WHAT IS REQUIRED ->
Select and copy out every line in the records containing "absoluto".

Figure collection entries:
· · · ·

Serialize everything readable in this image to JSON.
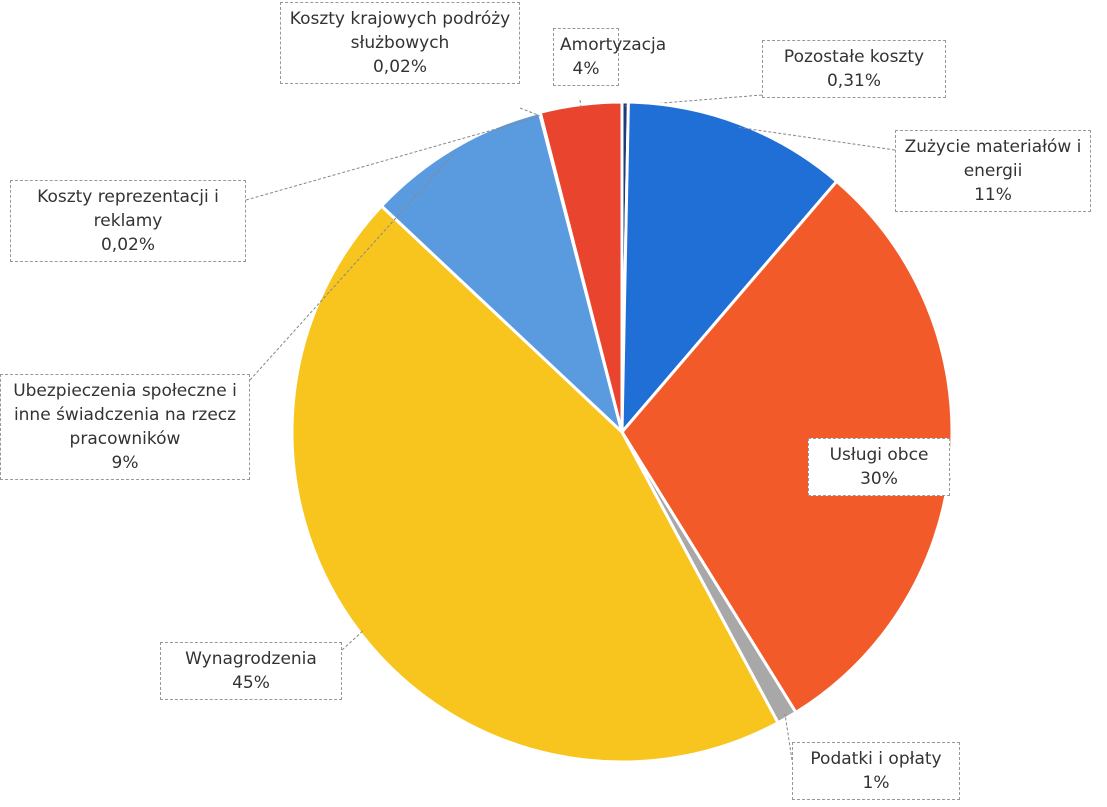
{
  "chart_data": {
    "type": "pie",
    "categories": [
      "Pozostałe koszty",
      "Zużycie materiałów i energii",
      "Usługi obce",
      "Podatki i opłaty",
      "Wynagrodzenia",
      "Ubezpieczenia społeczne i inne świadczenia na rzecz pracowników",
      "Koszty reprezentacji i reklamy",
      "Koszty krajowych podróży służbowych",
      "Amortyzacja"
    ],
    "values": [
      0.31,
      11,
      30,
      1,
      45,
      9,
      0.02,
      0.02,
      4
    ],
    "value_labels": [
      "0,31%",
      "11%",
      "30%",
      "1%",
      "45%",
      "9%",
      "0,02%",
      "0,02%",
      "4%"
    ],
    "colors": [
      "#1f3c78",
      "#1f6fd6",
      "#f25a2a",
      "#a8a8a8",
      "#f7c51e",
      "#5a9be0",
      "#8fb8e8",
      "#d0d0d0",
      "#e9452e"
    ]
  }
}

· · · ·

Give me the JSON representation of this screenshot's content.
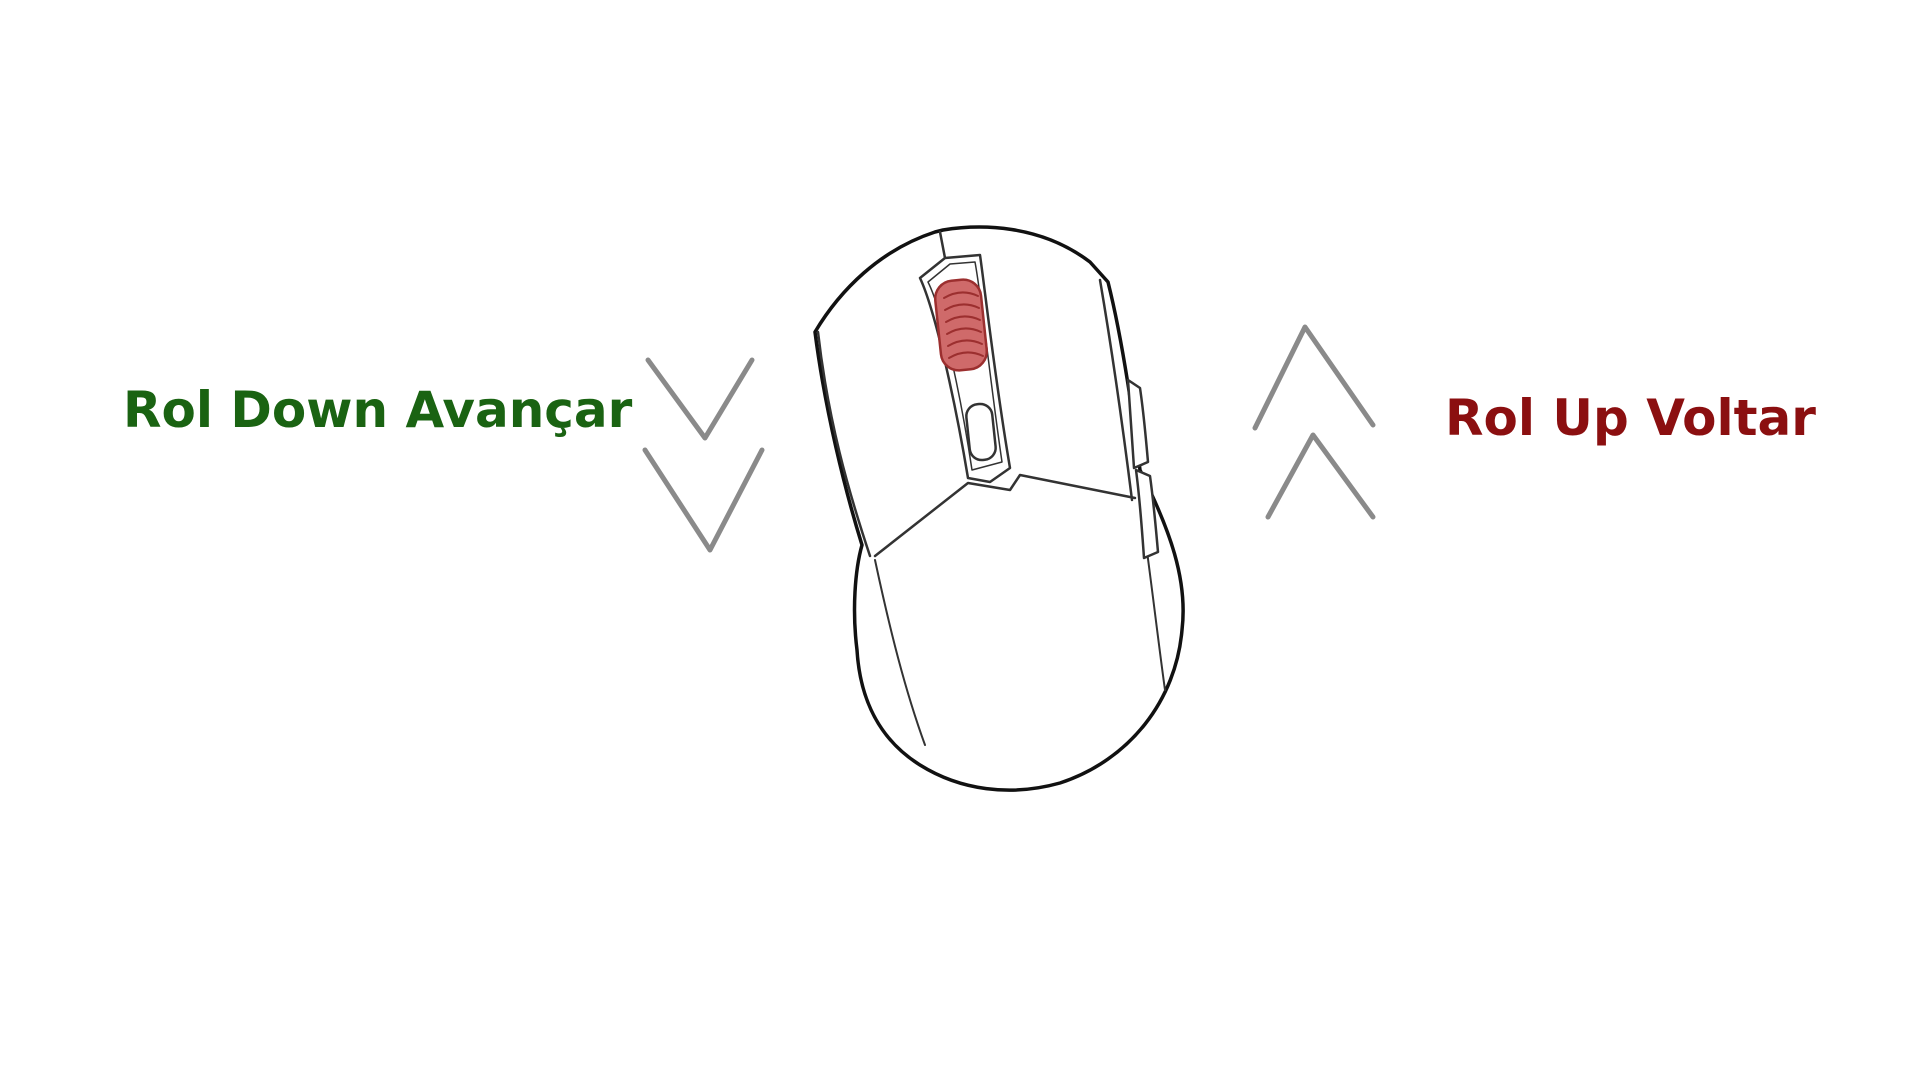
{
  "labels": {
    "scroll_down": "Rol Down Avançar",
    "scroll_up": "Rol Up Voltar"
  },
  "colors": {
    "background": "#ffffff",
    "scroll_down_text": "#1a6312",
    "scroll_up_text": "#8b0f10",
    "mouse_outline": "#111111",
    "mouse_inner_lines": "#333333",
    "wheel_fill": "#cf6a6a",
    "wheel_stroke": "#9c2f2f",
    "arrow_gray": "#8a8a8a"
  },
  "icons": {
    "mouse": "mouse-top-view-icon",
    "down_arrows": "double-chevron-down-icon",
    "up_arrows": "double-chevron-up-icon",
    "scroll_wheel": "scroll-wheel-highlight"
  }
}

· · · ·

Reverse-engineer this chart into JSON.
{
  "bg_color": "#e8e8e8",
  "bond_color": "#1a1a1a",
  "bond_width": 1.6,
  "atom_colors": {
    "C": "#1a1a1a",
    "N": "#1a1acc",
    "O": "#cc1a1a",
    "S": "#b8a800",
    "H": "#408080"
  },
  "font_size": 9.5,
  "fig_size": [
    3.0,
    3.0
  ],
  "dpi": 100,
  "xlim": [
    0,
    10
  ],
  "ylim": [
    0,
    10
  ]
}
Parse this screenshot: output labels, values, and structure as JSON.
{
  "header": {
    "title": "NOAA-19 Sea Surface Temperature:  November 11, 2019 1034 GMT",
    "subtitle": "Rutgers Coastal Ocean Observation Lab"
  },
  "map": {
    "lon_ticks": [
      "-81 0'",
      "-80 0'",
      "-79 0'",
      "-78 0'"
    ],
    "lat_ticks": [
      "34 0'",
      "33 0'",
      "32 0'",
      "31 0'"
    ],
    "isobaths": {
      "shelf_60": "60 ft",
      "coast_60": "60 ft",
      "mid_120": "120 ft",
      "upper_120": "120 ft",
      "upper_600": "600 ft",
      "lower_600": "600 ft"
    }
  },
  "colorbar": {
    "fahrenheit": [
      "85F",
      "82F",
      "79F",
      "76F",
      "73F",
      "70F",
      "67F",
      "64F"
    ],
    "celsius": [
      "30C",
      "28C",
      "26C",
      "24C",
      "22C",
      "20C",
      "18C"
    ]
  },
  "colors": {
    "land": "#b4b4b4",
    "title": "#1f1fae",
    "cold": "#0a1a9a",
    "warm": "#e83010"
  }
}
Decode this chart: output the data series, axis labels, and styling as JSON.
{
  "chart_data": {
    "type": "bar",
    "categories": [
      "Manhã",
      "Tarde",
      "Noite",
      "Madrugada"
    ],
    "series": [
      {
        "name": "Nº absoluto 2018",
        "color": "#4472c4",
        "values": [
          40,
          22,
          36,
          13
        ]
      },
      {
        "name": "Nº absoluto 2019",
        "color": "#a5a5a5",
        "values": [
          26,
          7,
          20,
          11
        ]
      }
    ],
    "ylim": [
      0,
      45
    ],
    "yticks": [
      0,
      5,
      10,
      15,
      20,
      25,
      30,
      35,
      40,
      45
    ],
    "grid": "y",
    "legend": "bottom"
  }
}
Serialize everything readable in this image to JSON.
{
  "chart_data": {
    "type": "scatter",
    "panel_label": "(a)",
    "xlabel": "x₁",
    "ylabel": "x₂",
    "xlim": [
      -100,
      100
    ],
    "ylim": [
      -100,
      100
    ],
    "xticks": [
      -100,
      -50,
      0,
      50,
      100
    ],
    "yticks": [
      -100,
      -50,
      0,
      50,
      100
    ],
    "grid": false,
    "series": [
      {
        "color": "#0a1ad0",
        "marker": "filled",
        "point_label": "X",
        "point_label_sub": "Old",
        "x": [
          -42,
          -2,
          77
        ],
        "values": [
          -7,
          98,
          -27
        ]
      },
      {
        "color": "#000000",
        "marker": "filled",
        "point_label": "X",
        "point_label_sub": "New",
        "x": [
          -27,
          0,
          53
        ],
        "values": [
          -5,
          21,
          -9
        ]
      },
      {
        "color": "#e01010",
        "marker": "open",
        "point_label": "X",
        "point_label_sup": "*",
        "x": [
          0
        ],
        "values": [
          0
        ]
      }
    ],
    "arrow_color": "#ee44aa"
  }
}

· · · ·

RESPONSE TO THE TASK ->
        "name": "Nº absoluto 2018",
        "name": "Nº absoluto 2019",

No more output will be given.